_Input material_

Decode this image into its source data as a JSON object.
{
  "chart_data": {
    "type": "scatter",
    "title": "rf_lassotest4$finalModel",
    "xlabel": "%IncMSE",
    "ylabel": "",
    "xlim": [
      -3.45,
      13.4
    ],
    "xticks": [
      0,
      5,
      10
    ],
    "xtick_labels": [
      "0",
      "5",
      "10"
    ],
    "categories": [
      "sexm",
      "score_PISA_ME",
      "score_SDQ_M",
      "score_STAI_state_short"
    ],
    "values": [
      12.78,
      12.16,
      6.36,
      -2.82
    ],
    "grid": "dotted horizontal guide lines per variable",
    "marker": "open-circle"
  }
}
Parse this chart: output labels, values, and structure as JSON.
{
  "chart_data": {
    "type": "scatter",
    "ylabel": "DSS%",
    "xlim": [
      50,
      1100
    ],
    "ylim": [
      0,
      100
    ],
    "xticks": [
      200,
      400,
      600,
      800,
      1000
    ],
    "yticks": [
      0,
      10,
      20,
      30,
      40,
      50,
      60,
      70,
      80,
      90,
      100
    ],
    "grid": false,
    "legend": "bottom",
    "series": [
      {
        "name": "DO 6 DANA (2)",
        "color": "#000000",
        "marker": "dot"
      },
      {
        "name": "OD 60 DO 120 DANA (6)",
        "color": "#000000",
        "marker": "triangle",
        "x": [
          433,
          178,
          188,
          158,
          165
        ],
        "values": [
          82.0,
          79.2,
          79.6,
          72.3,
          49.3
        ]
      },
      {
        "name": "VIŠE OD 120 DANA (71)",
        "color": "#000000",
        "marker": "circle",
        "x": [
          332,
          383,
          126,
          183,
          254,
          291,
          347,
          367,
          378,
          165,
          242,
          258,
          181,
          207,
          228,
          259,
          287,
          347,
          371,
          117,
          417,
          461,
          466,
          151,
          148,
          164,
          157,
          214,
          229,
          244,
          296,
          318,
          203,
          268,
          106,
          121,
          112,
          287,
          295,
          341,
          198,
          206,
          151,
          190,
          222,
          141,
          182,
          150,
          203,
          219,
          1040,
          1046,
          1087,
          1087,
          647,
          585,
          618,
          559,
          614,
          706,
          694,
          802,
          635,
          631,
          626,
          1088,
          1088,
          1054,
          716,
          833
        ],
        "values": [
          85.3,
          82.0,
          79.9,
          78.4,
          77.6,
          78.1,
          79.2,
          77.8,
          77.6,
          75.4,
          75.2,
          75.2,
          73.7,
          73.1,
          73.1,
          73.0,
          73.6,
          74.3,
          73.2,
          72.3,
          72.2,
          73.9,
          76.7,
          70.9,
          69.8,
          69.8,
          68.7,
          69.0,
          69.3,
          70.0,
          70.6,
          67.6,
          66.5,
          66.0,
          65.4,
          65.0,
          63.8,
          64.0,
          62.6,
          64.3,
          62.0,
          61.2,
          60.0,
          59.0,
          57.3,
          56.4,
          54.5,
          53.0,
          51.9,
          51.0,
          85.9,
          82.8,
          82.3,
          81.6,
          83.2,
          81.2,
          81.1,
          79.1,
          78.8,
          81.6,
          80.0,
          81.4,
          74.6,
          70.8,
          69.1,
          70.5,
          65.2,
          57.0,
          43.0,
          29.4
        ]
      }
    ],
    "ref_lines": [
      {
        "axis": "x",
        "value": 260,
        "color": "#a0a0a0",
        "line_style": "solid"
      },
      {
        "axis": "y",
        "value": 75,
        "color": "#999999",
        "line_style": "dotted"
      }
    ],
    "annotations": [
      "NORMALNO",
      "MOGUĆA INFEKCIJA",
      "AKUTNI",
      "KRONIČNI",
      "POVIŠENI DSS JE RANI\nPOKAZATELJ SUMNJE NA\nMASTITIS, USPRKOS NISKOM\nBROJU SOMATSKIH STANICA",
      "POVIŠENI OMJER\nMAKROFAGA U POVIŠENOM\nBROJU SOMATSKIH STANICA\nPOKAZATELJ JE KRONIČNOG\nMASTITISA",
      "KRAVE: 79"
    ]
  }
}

_Stated goal_
Count up every line above that has the word "STANICA" in it; answer with the number alone.

_Full response_
2